• [Directions]
Repeat exactly the stretch of lines that starts with the one containing "Transcribe the text in this document." and ends with the last line of the material. Leave out pictures.

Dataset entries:
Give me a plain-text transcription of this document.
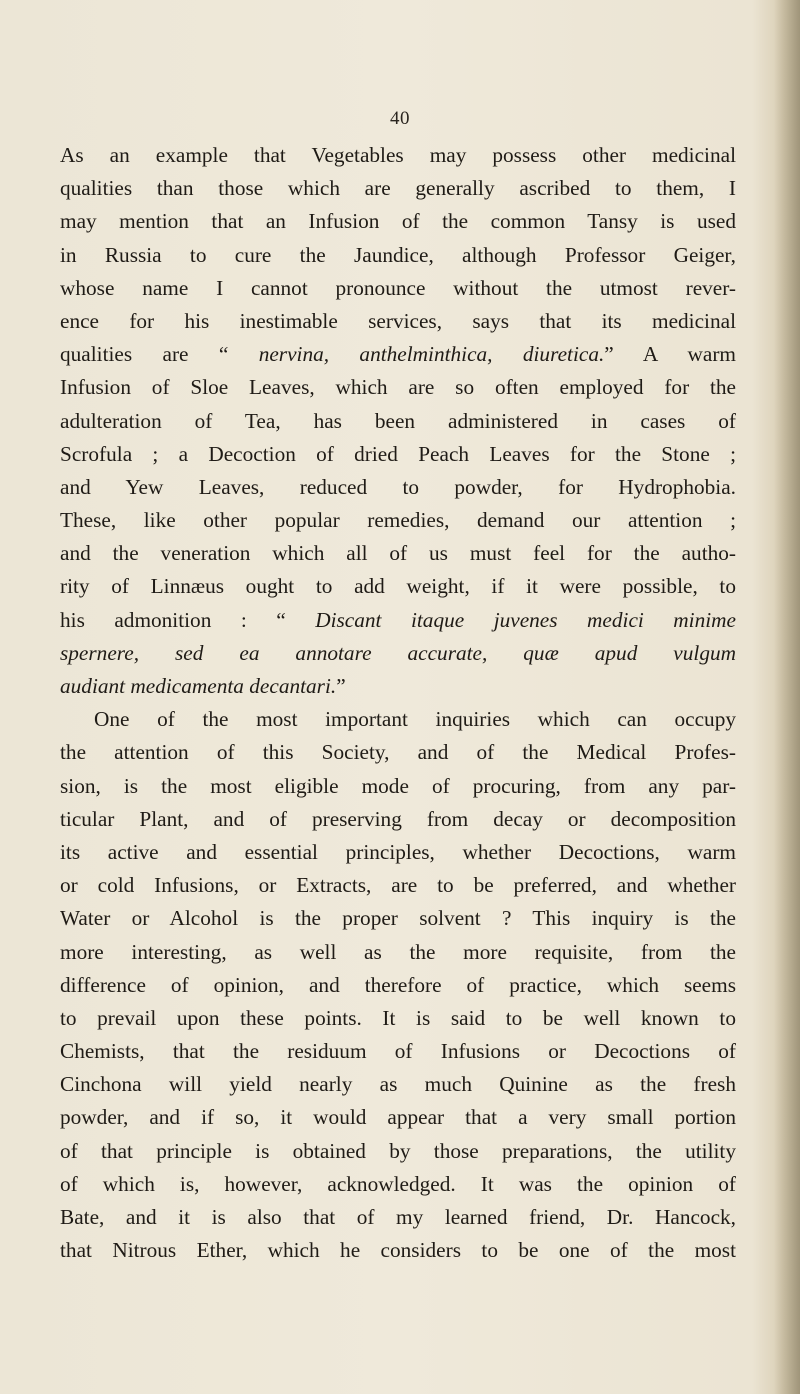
40
As an example that Vegetables may possess other medicinal
qualities than those which are generally ascribed to them, I
may mention that an Infusion of the common Tansy is used
in Russia to cure the Jaundice, although Professor Geiger,
whose name I cannot pronounce without the utmost rever-
ence for his inestimable services, says that its medicinal
qualities are “ nervina, anthelminthica, diuretica.” A warm
Infusion of Sloe Leaves, which are so often employed for the
adulteration of Tea, has been administered in cases of
Scrofula ; a Decoction of dried Peach Leaves for the Stone ;
and Yew Leaves, reduced to powder, for Hydrophobia.
These, like other popular remedies, demand our attention ;
and the veneration which all of us must feel for the autho-
rity of Linnæus ought to add weight, if it were possible, to
his admonition : “ Discant itaque juvenes medici minime
spernere, sed ea annotare accurate, quæ apud vulgum
audiant medicamenta decantari.”
One of the most important inquiries which can occupy
the attention of this Society, and of the Medical Profes-
sion, is the most eligible mode of procuring, from any par-
ticular Plant, and of preserving from decay or decomposition
its active and essential principles, whether Decoctions, warm
or cold Infusions, or Extracts, are to be preferred, and whether
Water or Alcohol is the proper solvent ? This inquiry is the
more interesting, as well as the more requisite, from the
difference of opinion, and therefore of practice, which seems
to prevail upon these points. It is said to be well known to
Chemists, that the residuum of Infusions or Decoctions of
Cinchona will yield nearly as much Quinine as the fresh
powder, and if so, it would appear that a very small portion
of that principle is obtained by those preparations, the utility
of which is, however, acknowledged. It was the opinion of
Bate, and it is also that of my learned friend, Dr. Hancock,
that Nitrous Ether, which he considers to be one of the most
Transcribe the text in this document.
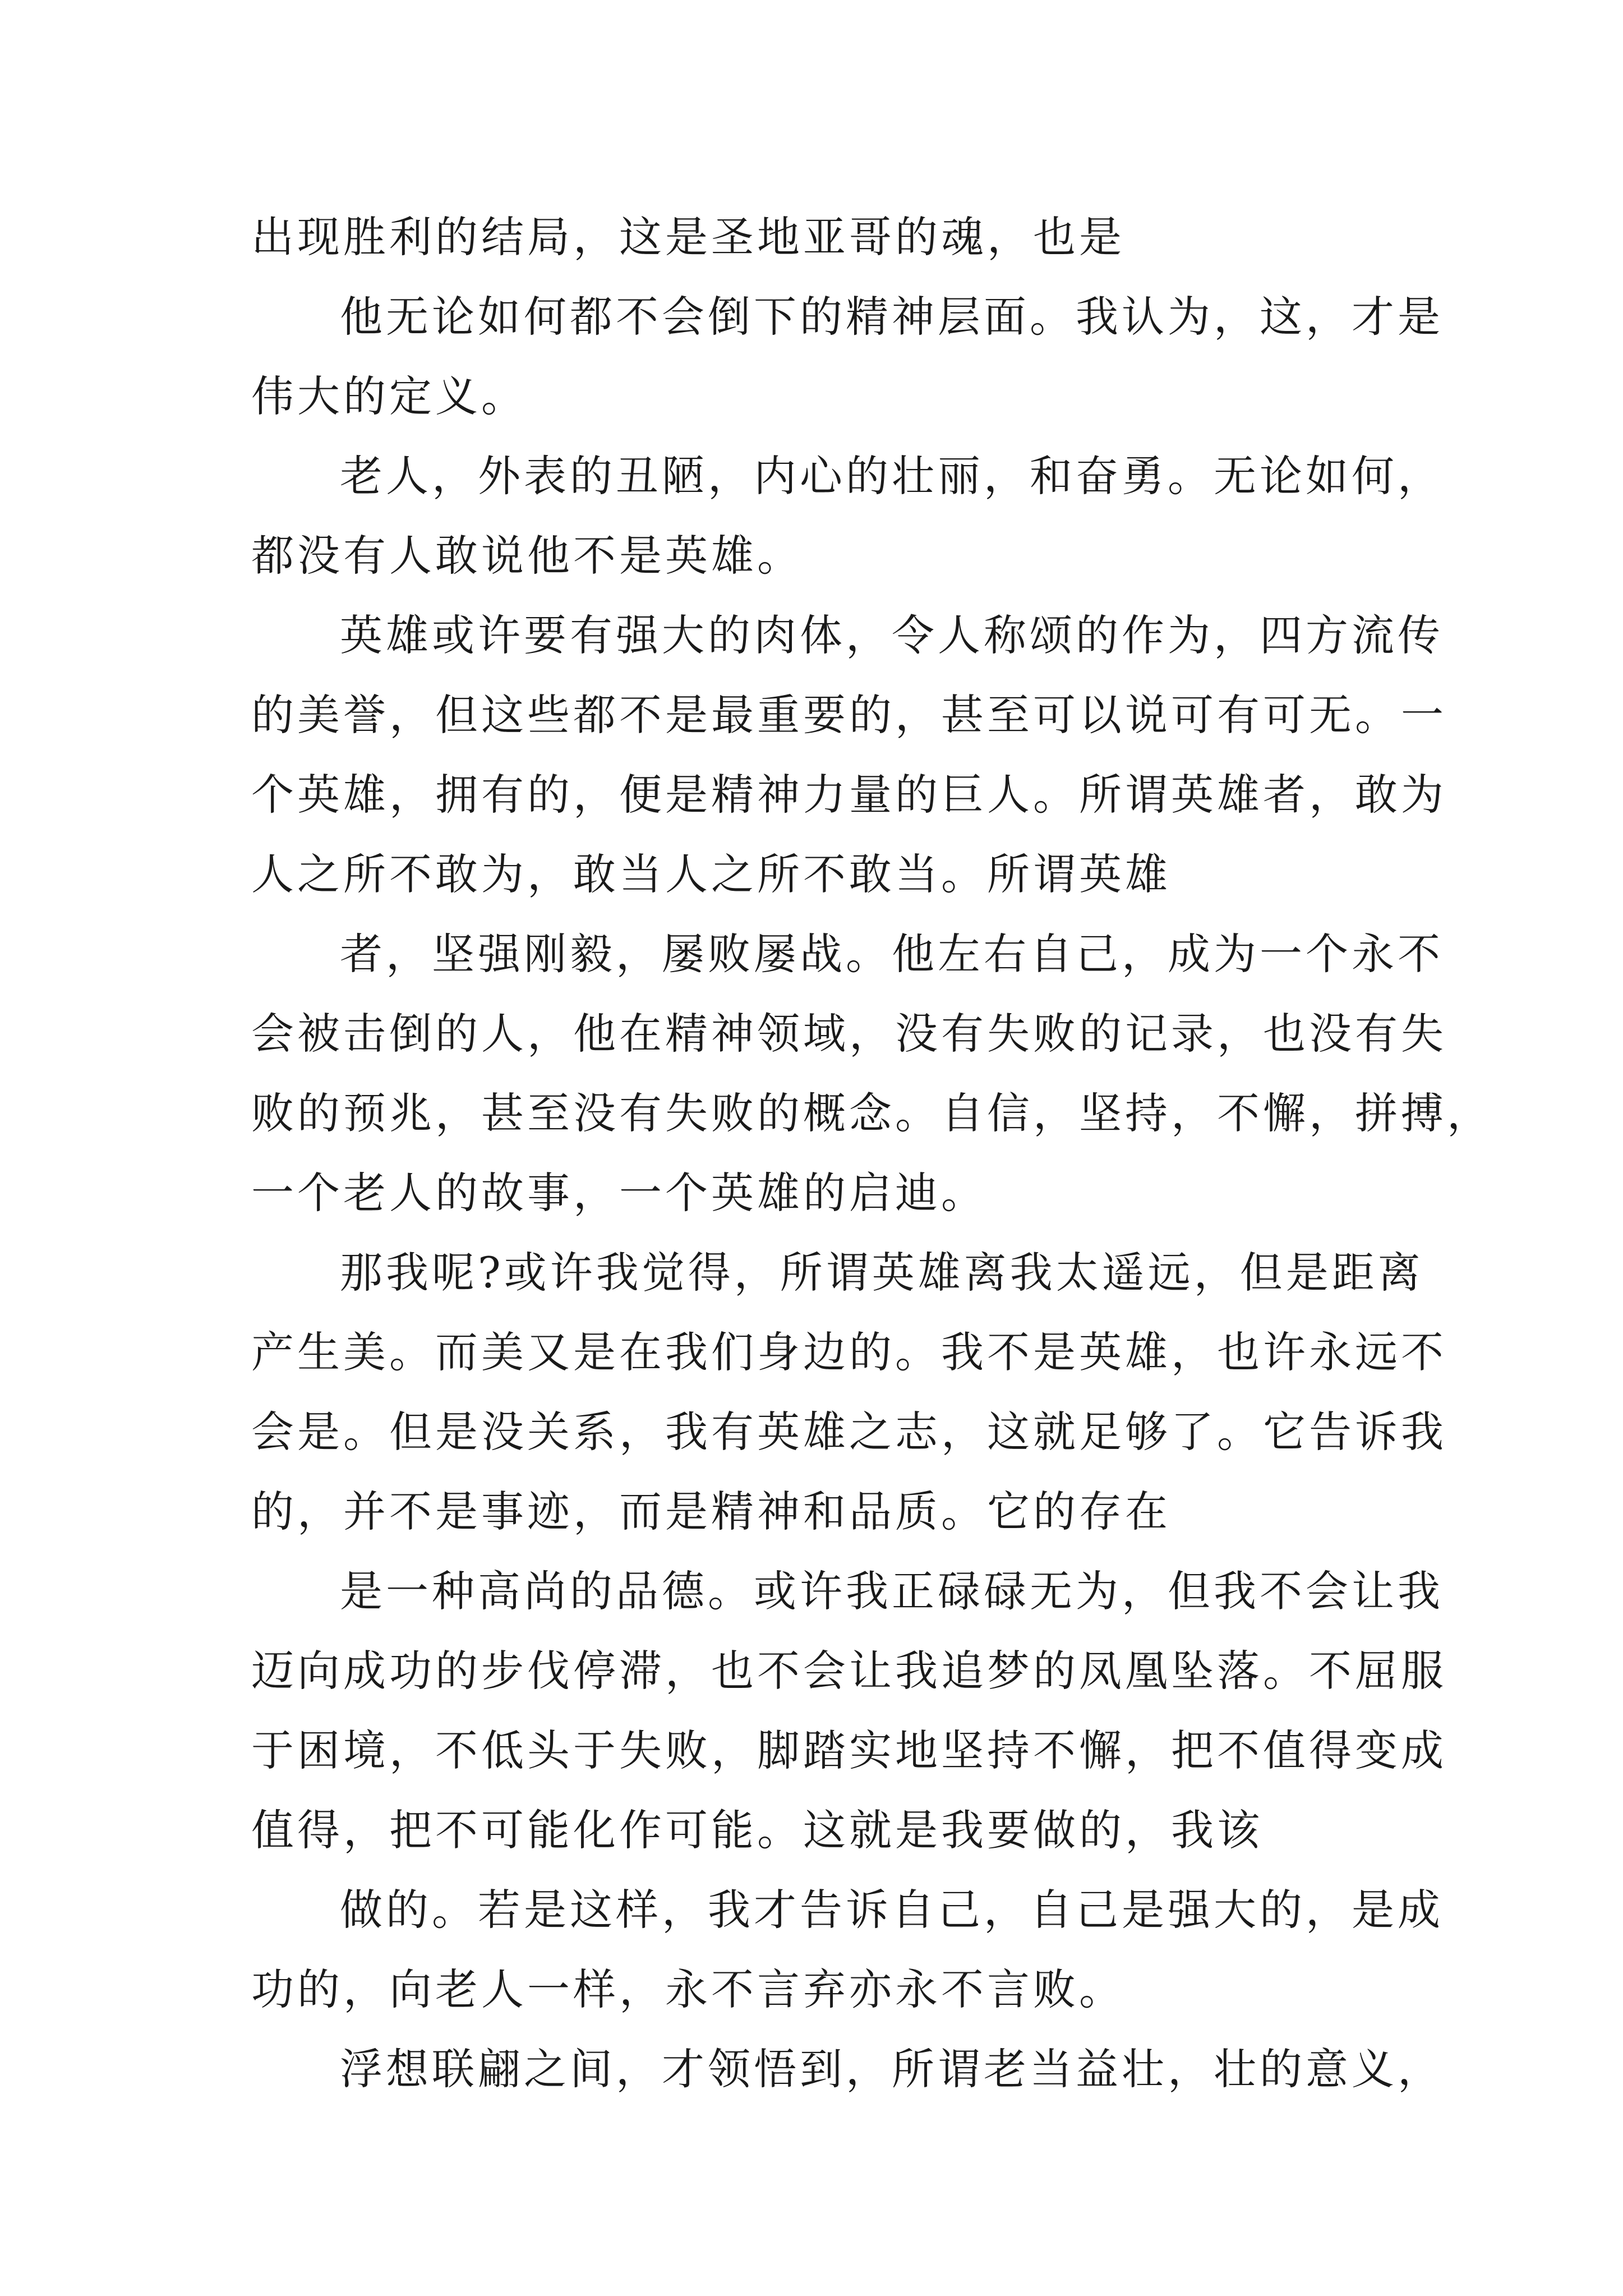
出现胜利的结局，这是圣地亚哥的魂，也是
他无论如何都不会倒下的精神层面。我认为，这，才是
伟大的定义。
老人，外表的丑陋，内心的壮丽，和奋勇。无论如何，
都没有人敢说他不是英雄。
英雄或许要有强大的肉体，令人称颂的作为，四方流传
的美誉，但这些都不是最重要的，甚至可以说可有可无。一
个英雄，拥有的，便是精神力量的巨人。所谓英雄者，敢为
人之所不敢为，敢当人之所不敢当。所谓英雄
者，坚强刚毅，屡败屡战。他左右自己，成为一个永不
会被击倒的人，他在精神领域，没有失败的记录，也没有失
败的预兆，甚至没有失败的概念。自信，坚持，不懈，拼搏，
一个老人的故事，一个英雄的启迪。
那我呢?或许我觉得，所谓英雄离我太遥远，但是距离
产生美。而美又是在我们身边的。我不是英雄，也许永远不
会是。但是没关系，我有英雄之志，这就足够了。它告诉我
的，并不是事迹，而是精神和品质。它的存在
是一种高尚的品德。或许我正碌碌无为，但我不会让我
迈向成功的步伐停滞，也不会让我追梦的凤凰坠落。不屈服
于困境，不低头于失败，脚踏实地坚持不懈，把不值得变成
值得，把不可能化作可能。这就是我要做的，我该
做的。若是这样，我才告诉自己，自己是强大的，是成
功的，向老人一样，永不言弃亦永不言败。
浮想联翩之间，才领悟到，所谓老当益壮，壮的意义，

• [Complete output]
Transcribe the text in this document.
出现胜利的结局，这是圣地亚哥的魂，也是
他无论如何都不会倒下的精神层面。我认为，这，才是
伟大的定义。
老人，外表的丑陋，内心的壮丽，和奋勇。无论如何，
都没有人敢说他不是英雄。
英雄或许要有强大的肉体，令人称颂的作为，四方流传
的美誉，但这些都不是最重要的，甚至可以说可有可无。一
个英雄，拥有的，便是精神力量的巨人。所谓英雄者，敢为
人之所不敢为，敢当人之所不敢当。所谓英雄
者，坚强刚毅，屡败屡战。他左右自己，成为一个永不
会被击倒的人，他在精神领域，没有失败的记录，也没有失
败的预兆，甚至没有失败的概念。自信，坚持，不懈，拼搏，
一个老人的故事，一个英雄的启迪。
那我呢?或许我觉得，所谓英雄离我太遥远，但是距离
产生美。而美又是在我们身边的。我不是英雄，也许永远不
会是。但是没关系，我有英雄之志，这就足够了。它告诉我
的，并不是事迹，而是精神和品质。它的存在
是一种高尚的品德。或许我正碌碌无为，但我不会让我
迈向成功的步伐停滞，也不会让我追梦的凤凰坠落。不屈服
于困境，不低头于失败，脚踏实地坚持不懈，把不值得变成
值得，把不可能化作可能。这就是我要做的，我该
做的。若是这样，我才告诉自己，自己是强大的，是成
功的，向老人一样，永不言弃亦永不言败。
浮想联翩之间，才领悟到，所谓老当益壮，壮的意义，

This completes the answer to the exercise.